INFORMATION GIVEN:
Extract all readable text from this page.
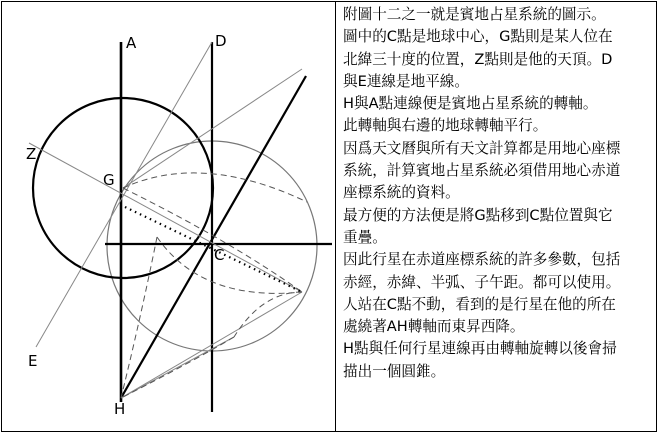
A	D
Z
G
C
E
H

附圖十二之一就是賓地占星系統的圖示。

圖中的C點是地球中心，G點則是某人位在

北緯三十度的位置，Z點則是他的天頂。D

與E連線是地平線。

H與A點連線便是賓地占星系統的轉軸。

此轉軸與右邊的地球轉軸平行。

因爲天文曆與所有天文計算都是用地心座標

系統，計算賓地占星系統必須借用地心赤道

座標系統的資料。

最方便的方法便是將G點移到C點位置與它

重疊。

因此行星在赤道座標系統的許多參數，包括

赤經，赤緯、半弧、子午距。都可以使用。

人站在C點不動，看到的是行星在他的所在

處繞著AH轉軸而東昇西降。

H點與任何行星連線再由轉軸旋轉以後會掃

描出一個圓錐。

EXERCISE DIRECTIONS:
Transcribe the records above verbatim. Do not carry over any picture.

RESULT FOR THIS EXERCISE:
Extract all readable text from this page.
A	D
Z
G
C
E
H

附圖十二之一就是賓地占星系統的圖示。

圖中的C點是地球中心，G點則是某人位在

北緯三十度的位置，Z點則是他的天頂。D

與E連線是地平線。

H與A點連線便是賓地占星系統的轉軸。

此轉軸與右邊的地球轉軸平行。

因爲天文曆與所有天文計算都是用地心座標

系統，計算賓地占星系統必須借用地心赤道

座標系統的資料。

最方便的方法便是將G點移到C點位置與它

重疊。

因此行星在赤道座標系統的許多參數，包括

赤經，赤緯、半弧、子午距。都可以使用。

人站在C點不動，看到的是行星在他的所在

處繞著AH轉軸而東昇西降。

H點與任何行星連線再由轉軸旋轉以後會掃

描出一個圓錐。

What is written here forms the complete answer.